(Stored records)
□ □ □ □ □ □ □

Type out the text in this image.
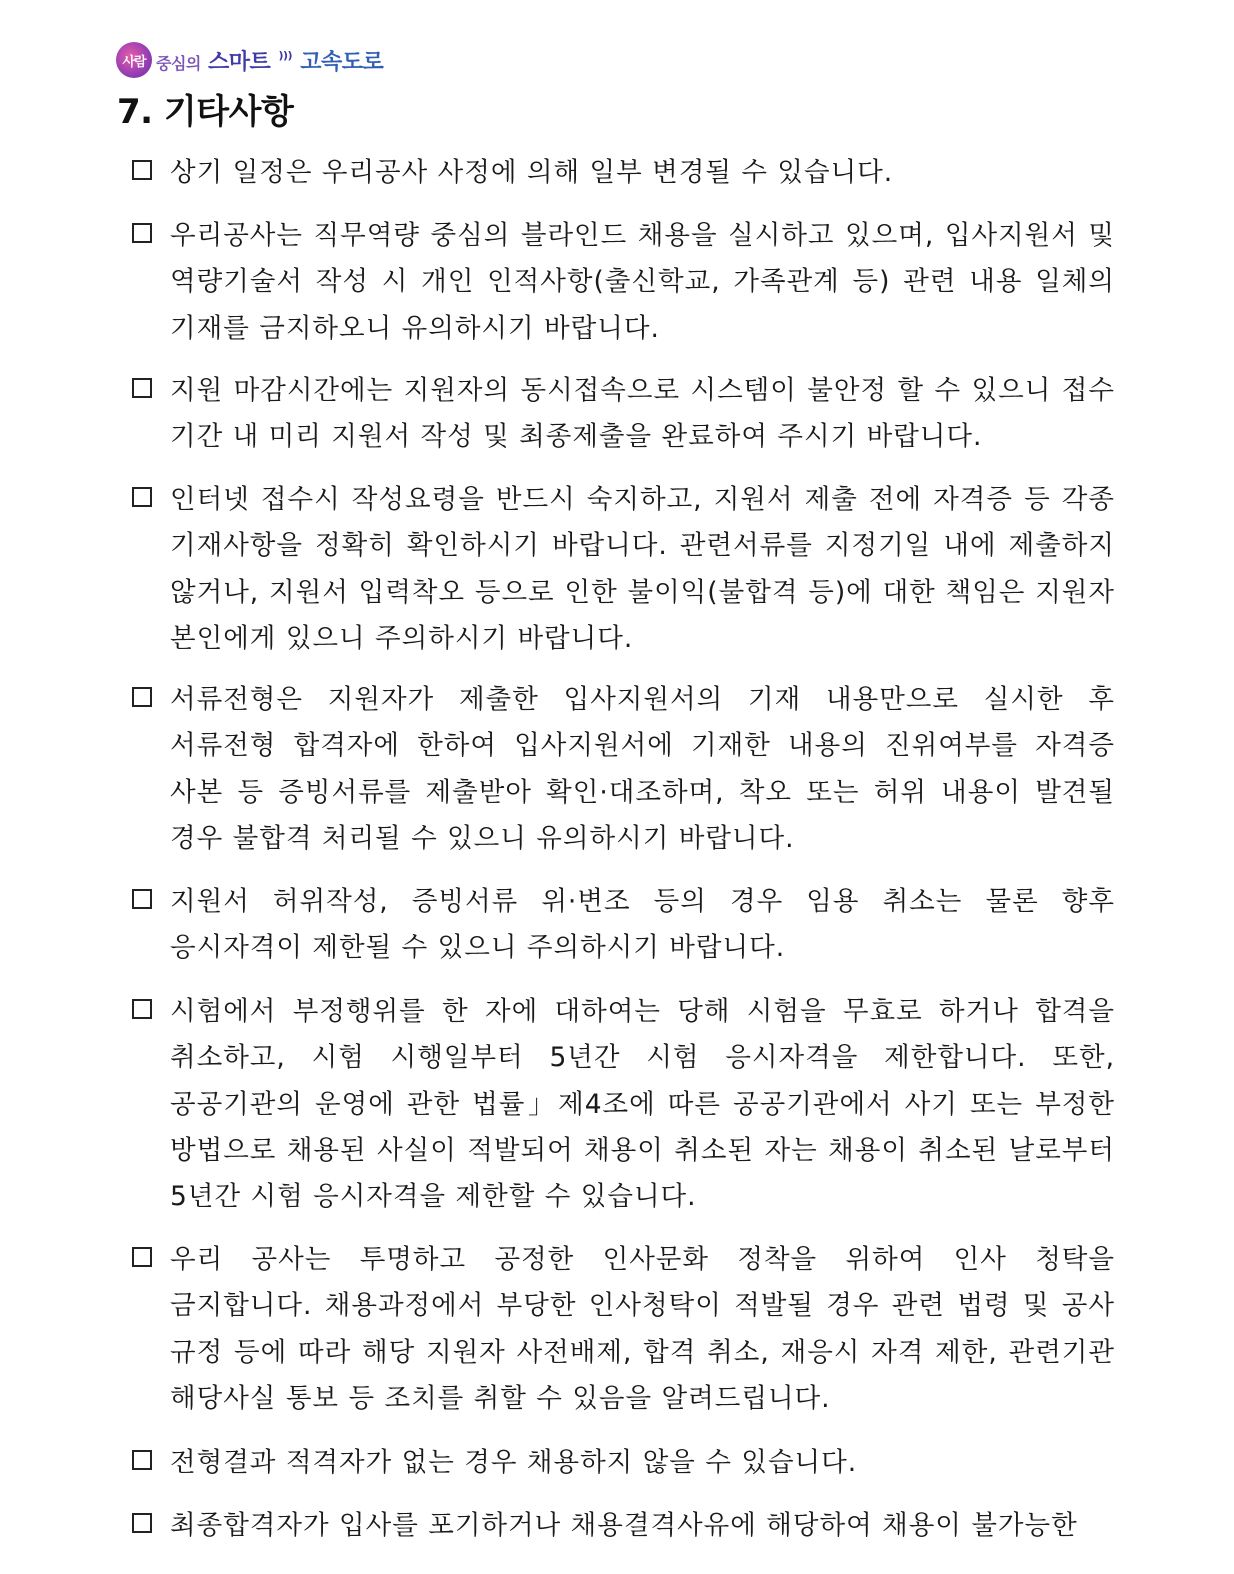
사람 중심의 스마트 ))) 고속도로
7. 기타사항

상기 일정은 우리공사 사정에 의해 일부 변경될 수 있습니다.

우리공사는 직무역량 중심의 블라인드 채용을 실시하고 있으며, 입사지원서 및 역량기술서 작성 시 개인 인적사항(출신학교, 가족관계 등) 관련 내용 일체의 기재를 금지하오니 유의하시기 바랍니다.

지원 마감시간에는 지원자의 동시접속으로 시스템이 불안정 할 수 있으니 접수 기간 내 미리 지원서 작성 및 최종제출을 완료하여 주시기 바랍니다.

인터넷 접수시 작성요령을 반드시 숙지하고, 지원서 제출 전에 자격증 등 각종 기재사항을 정확히 확인하시기 바랍니다. 관련서류를 지정기일 내에 제출하지 않거나, 지원서 입력착오 등으로 인한 불이익(불합격 등)에 대한 책임은 지원자 본인에게 있으니 주의하시기 바랍니다.

서류전형은 지원자가 제출한 입사지원서의 기재 내용만으로 실시한 후 서류전형 합격자에 한하여 입사지원서에 기재한 내용의 진위여부를 자격증 사본 등 증빙서류를 제출받아 확인·대조하며, 착오 또는 허위 내용이 발견될 경우 불합격 처리될 수 있으니 유의하시기 바랍니다.

지원서 허위작성, 증빙서류 위·변조 등의 경우 임용 취소는 물론 향후 응시자격이 제한될 수 있으니 주의하시기 바랍니다.

시험에서 부정행위를 한 자에 대하여는 당해 시험을 무효로 하거나 합격을 취소하고, 시험 시행일부터 5년간 시험 응시자격을 제한합니다. 또한, 공공기관의 운영에 관한 법률」제4조에 따른 공공기관에서 사기 또는 부정한 방법으로 채용된 사실이 적발되어 채용이 취소된 자는 채용이 취소된 날로부터 5년간 시험 응시자격을 제한할 수 있습니다.

우리 공사는 투명하고 공정한 인사문화 정착을 위하여 인사 청탁을 금지합니다. 채용과정에서 부당한 인사청탁이 적발될 경우 관련 법령 및 공사 규정 등에 따라 해당 지원자 사전배제, 합격 취소, 재응시 자격 제한, 관련기관 해당사실 통보 등 조치를 취할 수 있음을 알려드립니다.

전형결과 적격자가 없는 경우 채용하지 않을 수 있습니다.

최종합격자가 입사를 포기하거나 채용결격사유에 해당하여 채용이 불가능한
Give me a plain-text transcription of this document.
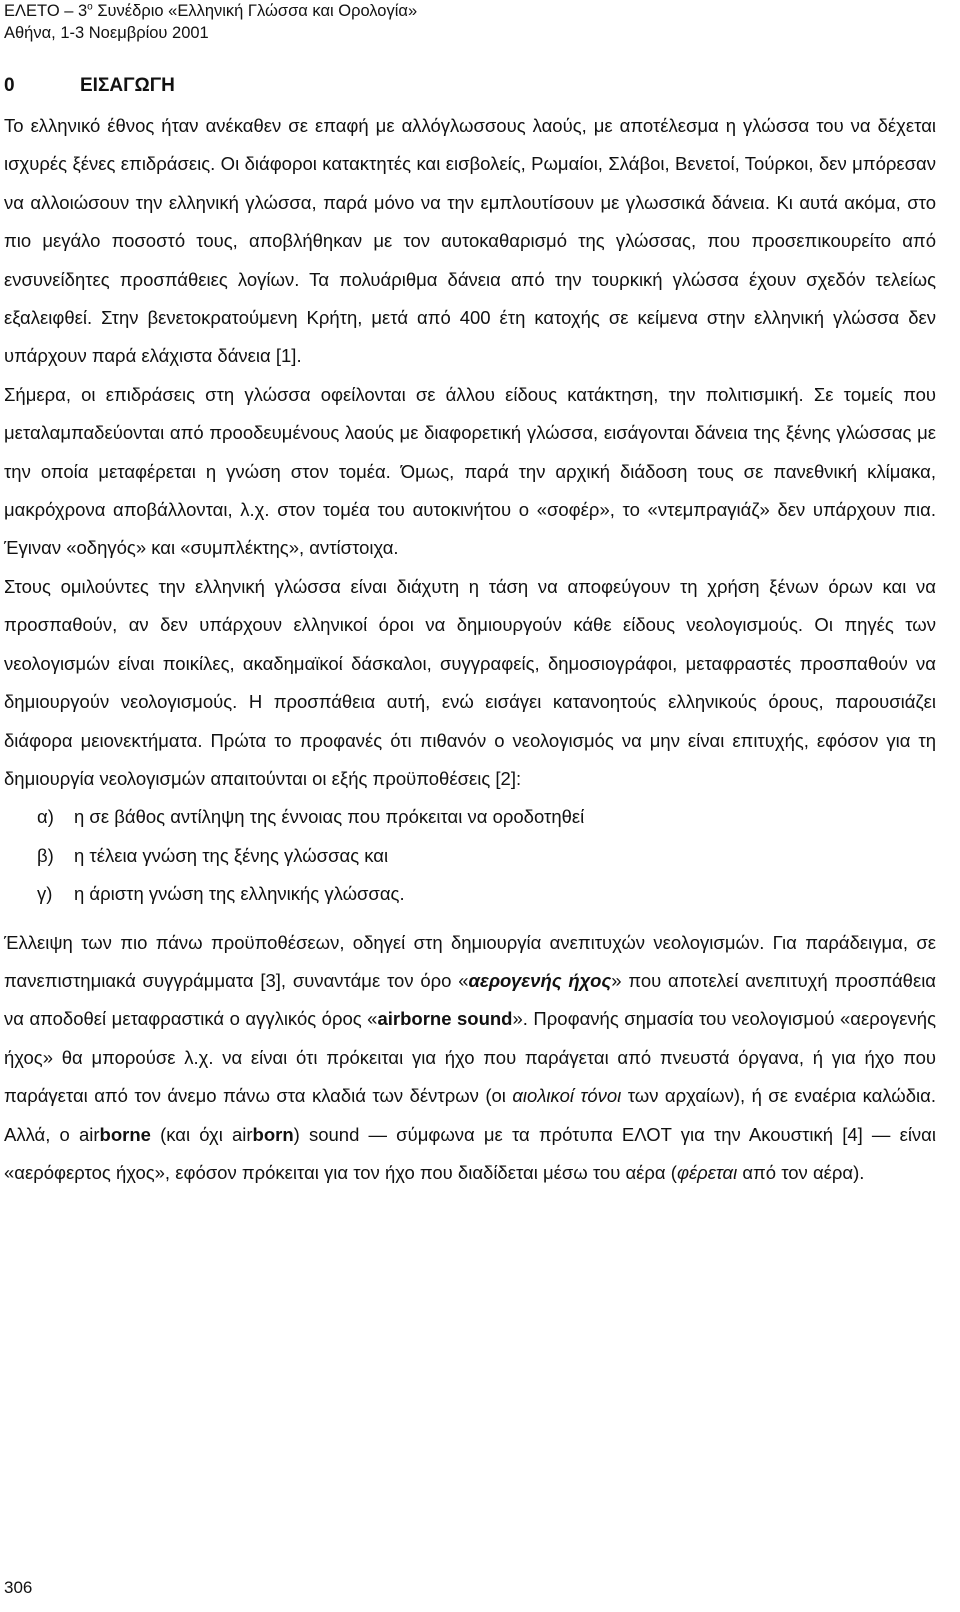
ΕΛΕΤΟ – $3^o$ Συνέδριο «Ελληνική Γλώσσα και Ορολογία»
Αθήνα, 1-3 Νοεμβρίου 2001
0	ΕΙΣΑΓΩΓΗ

Το ελληνικό έθνος ήταν ανέκαθεν σε επαφή με αλλόγλωσσους λαούς, με αποτέλεσμα η γλώσσα του να δέχεται ισχυρές ξένες επιδράσεις. Οι διάφοροι κατακτητές και εισβολείς, Ρωμαίοι, Σλάβοι, Βενετοί, Τούρκοι, δεν μπόρεσαν να αλλοιώσουν την ελληνική γλώσσα, παρά μόνο να την εμπλουτίσουν με γλωσσικά δάνεια. Κι αυτά ακόμα, στο πιο μεγάλο ποσοστό τους, αποβλήθηκαν με τον αυτοκαθαρισμό της γλώσσας, που προσεπικουρείτο από ενσυνείδητες προσπάθειες λογίων. Τα πολυάριθμα δάνεια από την τουρκική γλώσσα έχουν σχεδόν τελείως εξαλειφθεί. Στην βενετοκρατούμενη Κρήτη, μετά από 400 έτη κατοχής σε κείμενα στην ελληνική γλώσσα δεν υπάρχουν παρά ελάχιστα δάνεια [1].

Σήμερα, οι επιδράσεις στη γλώσσα οφείλονται σε άλλου είδους κατάκτηση, την πολιτισμική. Σε τομείς που μεταλαμπαδεύονται από προοδευμένους λαούς με διαφορετική γλώσσα, εισάγονται δάνεια της ξένης γλώσσας με την οποία μεταφέρεται η γνώση στον τομέα. Όμως, παρά την αρχική διάδοση τους σε πανεθνική κλίμακα, μακρόχρονα αποβάλλονται, λ.χ. στον τομέα του αυτοκινήτου ο «σοφέρ», το «ντεμπραγιάζ» δεν υπάρχουν πια. Έγιναν «οδηγός» και «συμπλέκτης», αντίστοιχα.

Στους ομιλούντες την ελληνική γλώσσα είναι διάχυτη η τάση να αποφεύγουν τη χρήση ξένων όρων και να προσπαθούν, αν δεν υπάρχουν ελληνικοί όροι να δημιουργούν κάθε είδους νεολογισμούς. Οι πηγές των νεολογισμών είναι ποικίλες, ακαδημαϊκοί δάσκαλοι, συγγραφείς, δημοσιογράφοι, μεταφραστές προσπαθούν να δημιουργούν νεολογισμούς. Η προσπάθεια αυτή, ενώ εισάγει κατανοητούς ελληνικούς όρους, παρουσιάζει διάφορα μειονεκτήματα. Πρώτα το προφανές ότι πιθανόν ο νεολογισμός να μην είναι επιτυχής, εφόσον για τη δημιουργία νεολογισμών απαιτούνται οι εξής προϋποθέσεις [2]:

α)	η σε βάθος αντίληψη της έννοιας που πρόκειται να οροδοτηθεί
β)	η τέλεια γνώση της ξένης γλώσσας και
γ)	η άριστη γνώση της ελληνικής γλώσσας.

Έλλειψη των πιο πάνω προϋποθέσεων, οδηγεί στη δημιουργία ανεπιτυχών νεολογισμών. Για παράδειγμα, σε πανεπιστημιακά συγγράμματα [3], συναντάμε τον όρο «αερογενής ήχος» που αποτελεί ανεπιτυχή προσπάθεια να αποδοθεί μεταφραστικά ο αγγλικός όρος «airborne sound». Προφανής σημασία του νεολογισμού «αερογενής ήχος» θα μπορούσε λ.χ. να είναι ότι πρόκειται για ήχο που παράγεται από πνευστά όργανα, ή για ήχο που παράγεται από τον άνεμο πάνω στα κλαδιά των δέντρων (οι αιολικοί τόνοι των αρχαίων), ή σε εναέρια καλώδια. Αλλά, ο airborne (και όχι airborn) sound — σύμφωνα με τα πρότυπα ΕΛΟΤ για την Ακουστική [4] — είναι «αερόφερτος ήχος», εφόσον πρόκειται για τον ήχο που διαδίδεται μέσω του αέρα (φέρεται από τον αέρα).

306
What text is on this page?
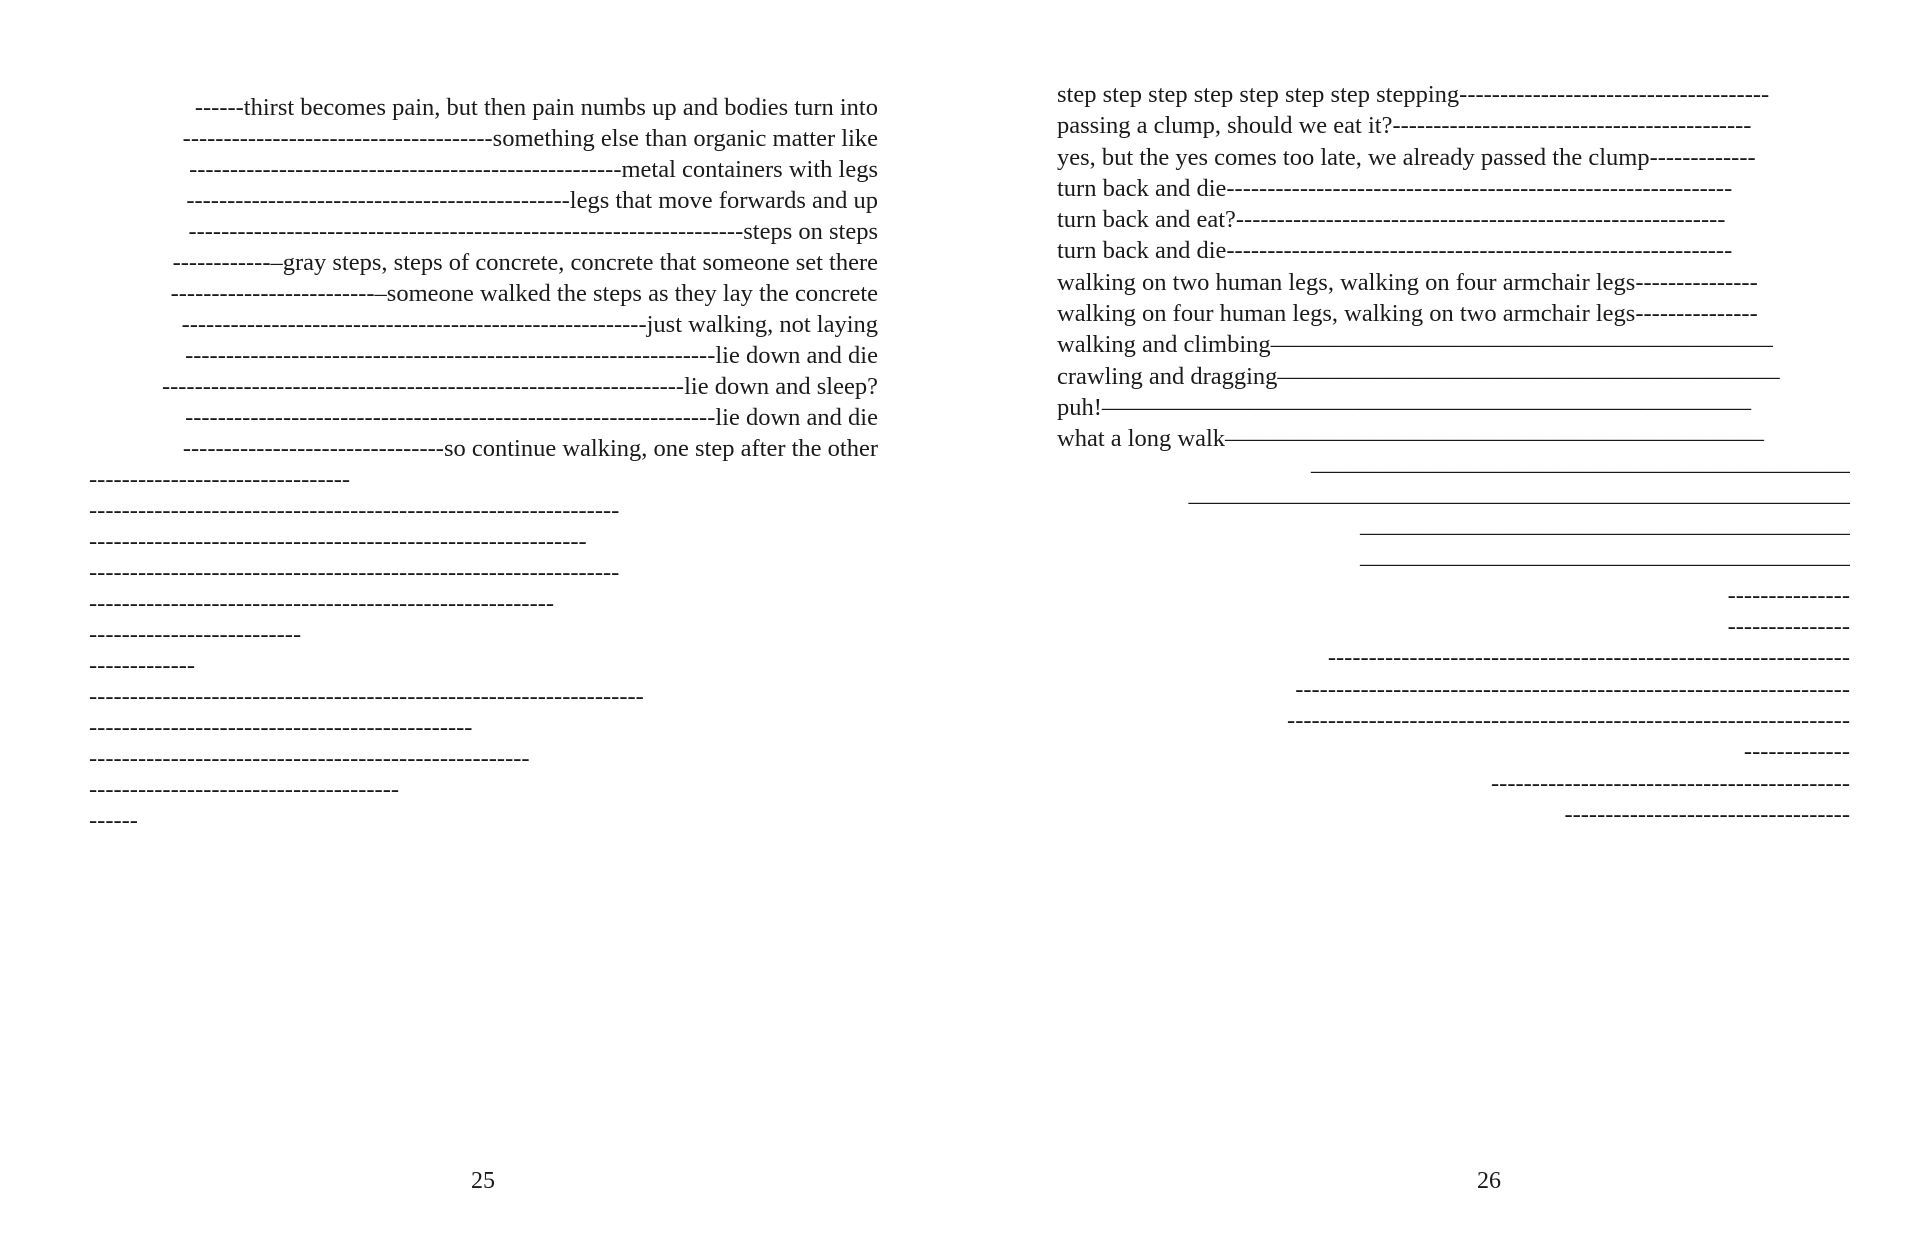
------thirst becomes pain, but then pain numbs up and bodies turn into
--------------------------------------something else than organic matter like
-----------------------------------------------------metal containers with legs
-----------------------------------------------legs that move forwards and up
--------------------------------------------------------------------steps on steps
------------–gray steps, steps of concrete, concrete that someone set there
-------------------------–someone walked the steps as they lay the concrete
---------------------------------------------------------just walking, not laying
-----------------------------------------------------------------lie down and die
----------------------------------------------------------------lie down and sleep?
-----------------------------------------------------------------lie down and die
--------------------------------so continue walking, one step after the other
--------------------------------
-----------------------------------------------------------------
-------------------------------------------------------------
-----------------------------------------------------------------
---------------------------------------------------------
--------------------------
-------------
--------------------------------------------------------------------
-----------------------------------------------
------------------------------------------------------
--------------------------------------
------
25
step step step step step step step stepping--------------------------------------
passing a clump, should we eat it?--------------------------------------------
yes, but the yes comes too late, we already passed the clump-------------
turn back and die--------------------------------------------------------------
turn back and eat?------------------------------------------------------------
turn back and die--------------------------------------------------------------
walking on two human legs, walking on four armchair legs---------------
walking on four human legs, walking on two armchair legs---------------
walking and climbing–––––––––––––––––––––––––––––––––––––––––
crawling and dragging–––––––––––––––––––––––––––––––––––––––––
puh!–––––––––––––––––––––––––––––––––––––––––––––––––––––
what a long walk––––––––––––––––––––––––––––––––––––––––––––
––––––––––––––––––––––––––––––––––––––––––––
––––––––––––––––––––––––––––––––––––––––––––––––––––––
––––––––––––––––––––––––––––––––––––––––
––––––––––––––––––––––––––––––––––––––––
---------------
---------------
----------------------------------------------------------------
--------------------------------------------------------------------
---------------------------------------------------------------------
-------------
--------------------------------------------
-----------------------------------
26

□ □ □ □ □ □ □

## [TASK DETAILS]
Find each line holding the word "armchair" and copy it.

## [TASK OUTPUT]
walking on two human legs, walking on four armchair legs---------------
walking on four human legs, walking on two armchair legs---------------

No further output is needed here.